## Short task
Gather all lines from the material that contain the word "thing".

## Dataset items

-- begin --

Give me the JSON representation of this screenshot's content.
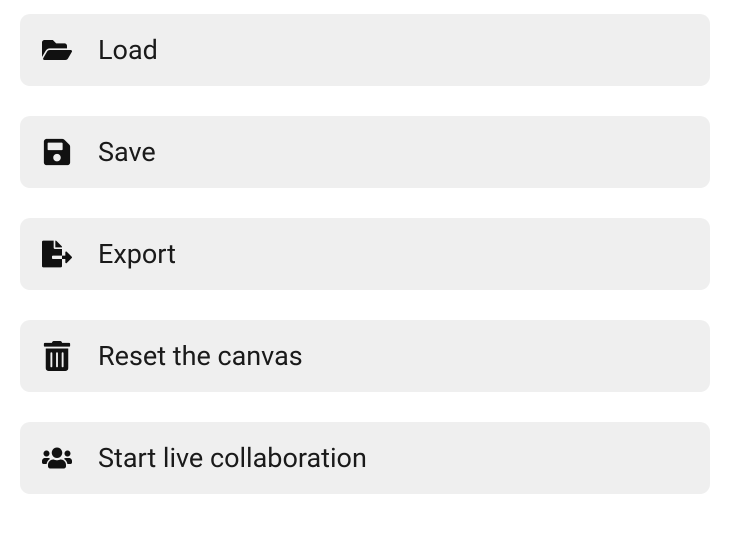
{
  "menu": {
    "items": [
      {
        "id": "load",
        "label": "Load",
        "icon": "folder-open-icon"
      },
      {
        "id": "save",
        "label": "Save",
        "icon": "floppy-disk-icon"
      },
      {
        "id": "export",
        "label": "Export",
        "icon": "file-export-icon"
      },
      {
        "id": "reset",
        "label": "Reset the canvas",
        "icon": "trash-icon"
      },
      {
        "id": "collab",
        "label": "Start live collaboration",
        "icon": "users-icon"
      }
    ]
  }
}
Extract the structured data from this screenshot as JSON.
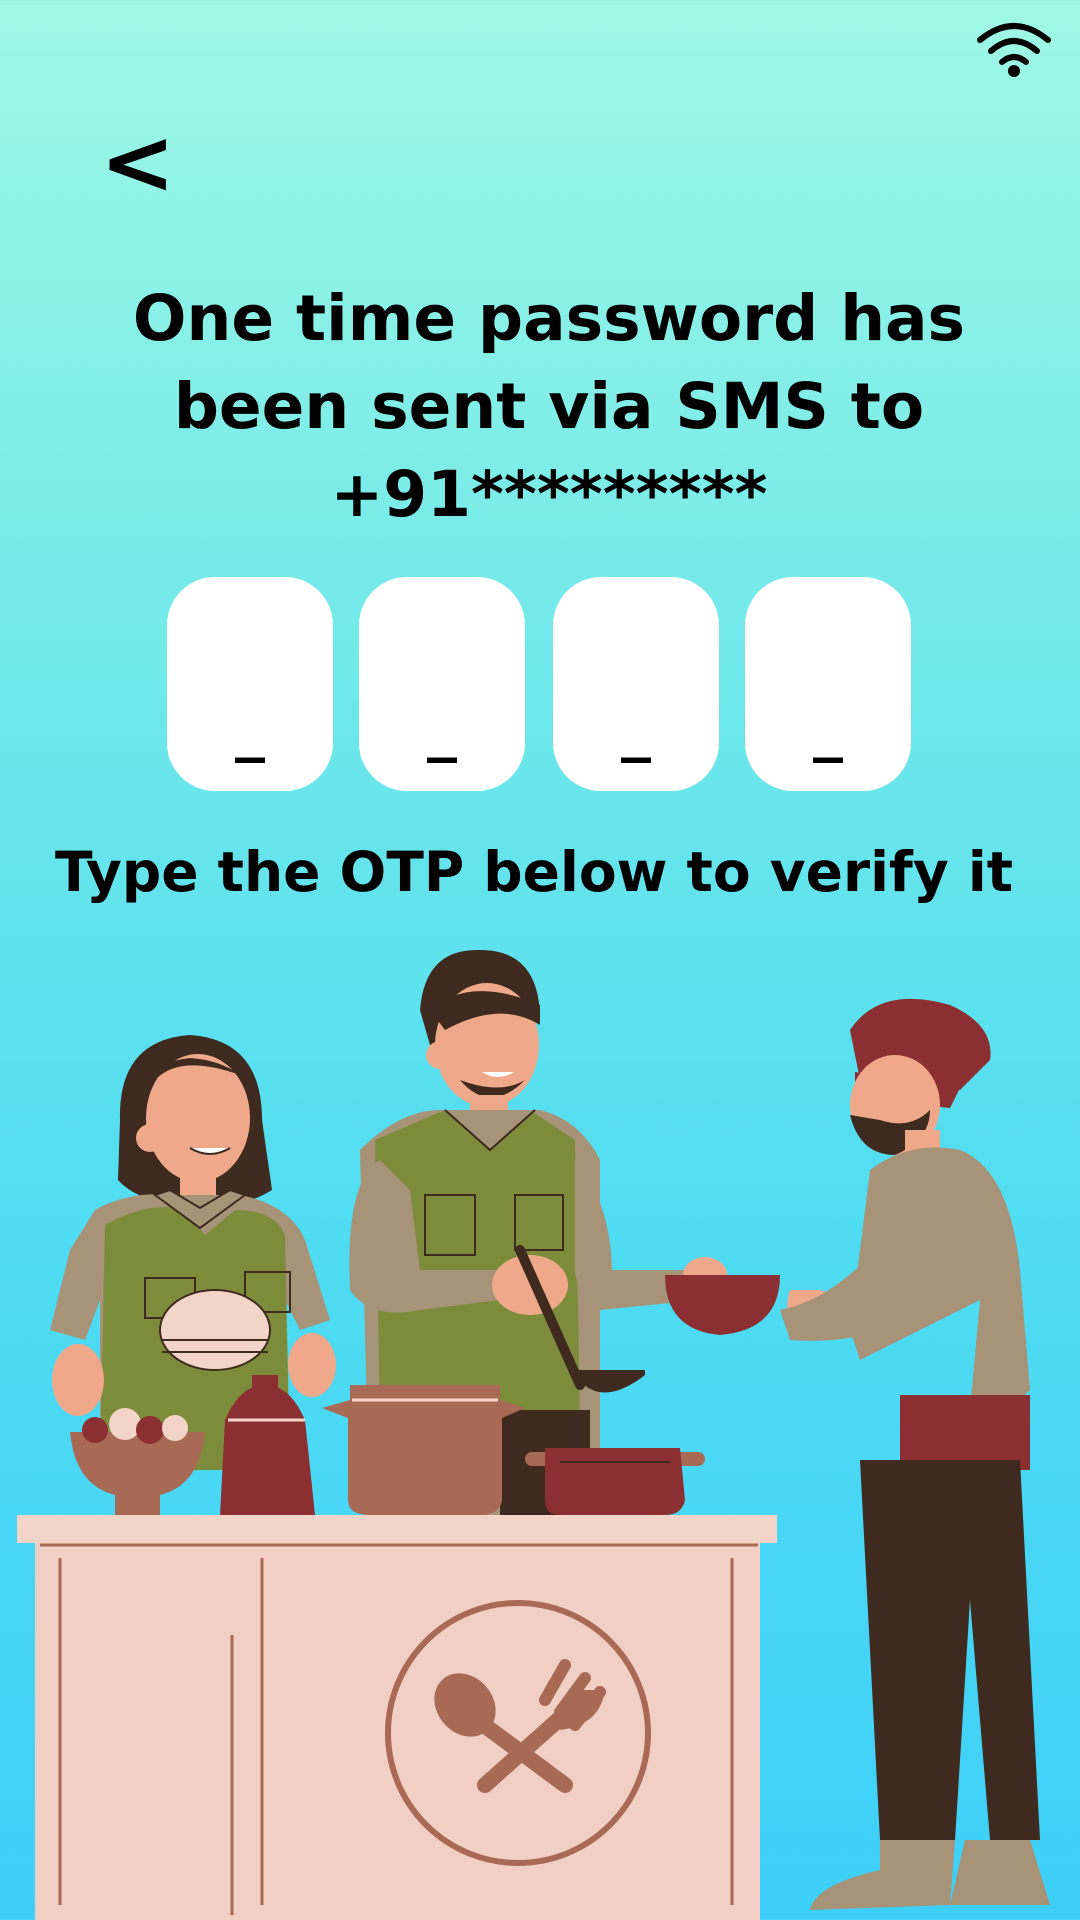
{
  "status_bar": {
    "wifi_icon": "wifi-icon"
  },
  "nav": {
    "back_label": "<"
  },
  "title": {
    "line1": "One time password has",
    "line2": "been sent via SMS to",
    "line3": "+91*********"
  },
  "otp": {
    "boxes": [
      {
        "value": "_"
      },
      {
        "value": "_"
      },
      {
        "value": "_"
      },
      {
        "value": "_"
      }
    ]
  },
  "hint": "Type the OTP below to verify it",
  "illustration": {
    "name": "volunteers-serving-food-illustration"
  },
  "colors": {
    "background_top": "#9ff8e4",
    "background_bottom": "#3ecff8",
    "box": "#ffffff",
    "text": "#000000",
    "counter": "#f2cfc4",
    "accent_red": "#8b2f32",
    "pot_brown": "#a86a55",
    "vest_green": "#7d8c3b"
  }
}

-- end --
-- begin --

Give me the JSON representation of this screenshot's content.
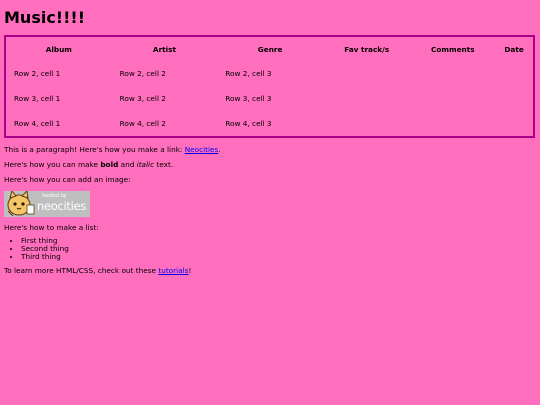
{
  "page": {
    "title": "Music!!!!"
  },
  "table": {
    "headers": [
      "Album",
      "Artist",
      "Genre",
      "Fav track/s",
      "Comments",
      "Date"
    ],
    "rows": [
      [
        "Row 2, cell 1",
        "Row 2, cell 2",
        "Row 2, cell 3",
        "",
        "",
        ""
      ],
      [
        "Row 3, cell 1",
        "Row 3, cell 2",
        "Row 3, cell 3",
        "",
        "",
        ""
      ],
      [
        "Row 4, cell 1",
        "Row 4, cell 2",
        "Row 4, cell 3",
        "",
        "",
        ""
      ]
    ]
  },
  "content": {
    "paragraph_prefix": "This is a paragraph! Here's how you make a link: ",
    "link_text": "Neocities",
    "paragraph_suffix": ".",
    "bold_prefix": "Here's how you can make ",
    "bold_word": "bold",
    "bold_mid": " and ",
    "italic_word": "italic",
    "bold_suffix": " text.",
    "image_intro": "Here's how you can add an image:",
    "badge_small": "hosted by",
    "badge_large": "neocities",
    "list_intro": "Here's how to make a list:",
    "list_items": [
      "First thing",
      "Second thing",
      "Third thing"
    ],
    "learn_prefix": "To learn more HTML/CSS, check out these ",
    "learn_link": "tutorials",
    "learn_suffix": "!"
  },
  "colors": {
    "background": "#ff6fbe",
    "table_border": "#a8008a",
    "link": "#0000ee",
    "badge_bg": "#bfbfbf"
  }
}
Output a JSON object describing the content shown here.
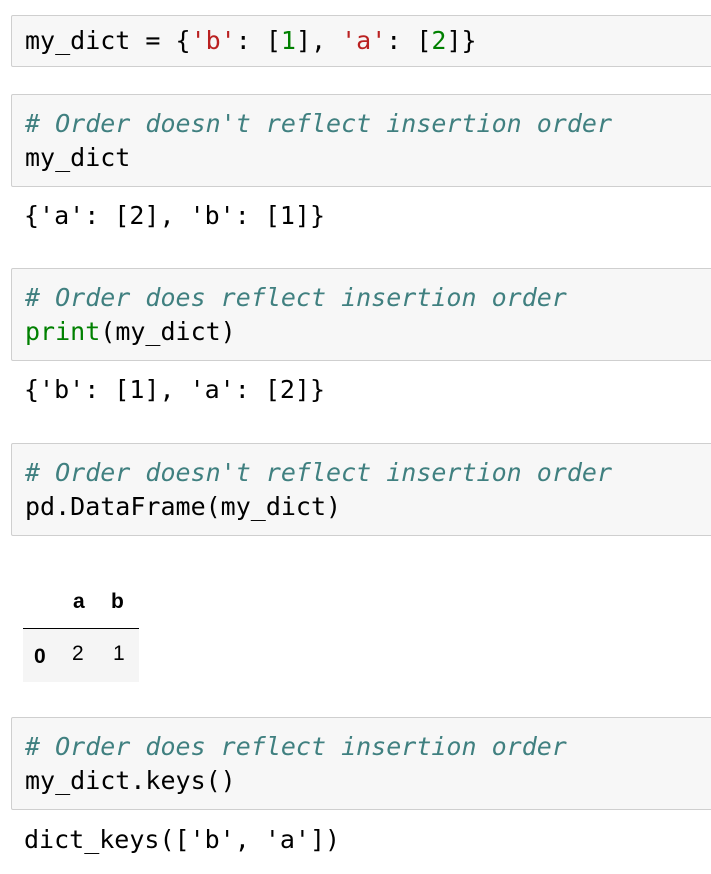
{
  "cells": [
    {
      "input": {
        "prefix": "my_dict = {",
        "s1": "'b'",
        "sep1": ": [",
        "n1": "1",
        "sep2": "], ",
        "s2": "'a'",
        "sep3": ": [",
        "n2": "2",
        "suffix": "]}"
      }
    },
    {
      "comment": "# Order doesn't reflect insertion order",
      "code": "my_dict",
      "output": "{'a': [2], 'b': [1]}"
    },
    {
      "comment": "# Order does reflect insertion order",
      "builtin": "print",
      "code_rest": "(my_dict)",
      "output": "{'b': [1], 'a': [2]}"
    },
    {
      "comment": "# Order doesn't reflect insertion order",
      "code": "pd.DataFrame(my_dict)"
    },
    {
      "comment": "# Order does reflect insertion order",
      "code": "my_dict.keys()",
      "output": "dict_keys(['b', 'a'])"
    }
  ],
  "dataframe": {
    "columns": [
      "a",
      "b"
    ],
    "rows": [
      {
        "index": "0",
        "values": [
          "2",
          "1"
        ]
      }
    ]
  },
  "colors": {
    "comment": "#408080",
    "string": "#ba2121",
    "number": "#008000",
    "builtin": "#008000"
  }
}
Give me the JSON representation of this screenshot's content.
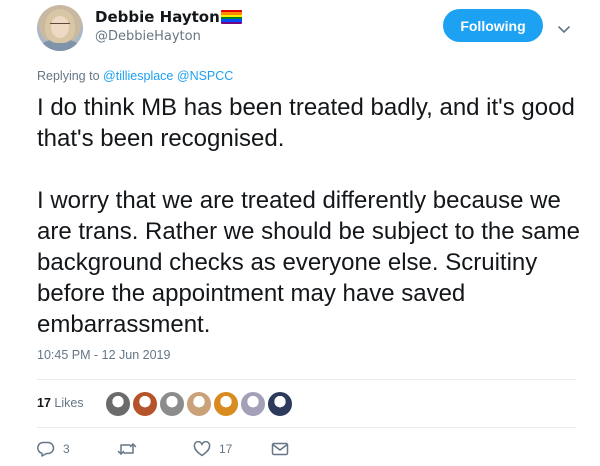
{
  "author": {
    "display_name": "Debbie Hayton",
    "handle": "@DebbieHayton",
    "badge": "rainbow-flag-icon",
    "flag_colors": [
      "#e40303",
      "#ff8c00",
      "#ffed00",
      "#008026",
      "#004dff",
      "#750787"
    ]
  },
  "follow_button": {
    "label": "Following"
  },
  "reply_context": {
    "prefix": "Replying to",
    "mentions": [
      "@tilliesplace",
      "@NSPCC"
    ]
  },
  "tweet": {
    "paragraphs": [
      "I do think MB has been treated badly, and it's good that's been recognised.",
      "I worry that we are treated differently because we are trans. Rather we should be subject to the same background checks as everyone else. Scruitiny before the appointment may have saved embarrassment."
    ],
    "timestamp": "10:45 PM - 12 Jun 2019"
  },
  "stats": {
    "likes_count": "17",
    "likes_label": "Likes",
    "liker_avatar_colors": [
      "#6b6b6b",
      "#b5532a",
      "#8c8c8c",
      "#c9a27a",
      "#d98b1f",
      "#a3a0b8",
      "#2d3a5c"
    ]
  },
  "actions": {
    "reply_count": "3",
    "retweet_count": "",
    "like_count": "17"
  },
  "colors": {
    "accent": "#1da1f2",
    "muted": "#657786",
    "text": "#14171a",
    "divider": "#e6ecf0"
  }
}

-- end --

## Full answer
      "First thing",
      "Second thing",
      "Third thing"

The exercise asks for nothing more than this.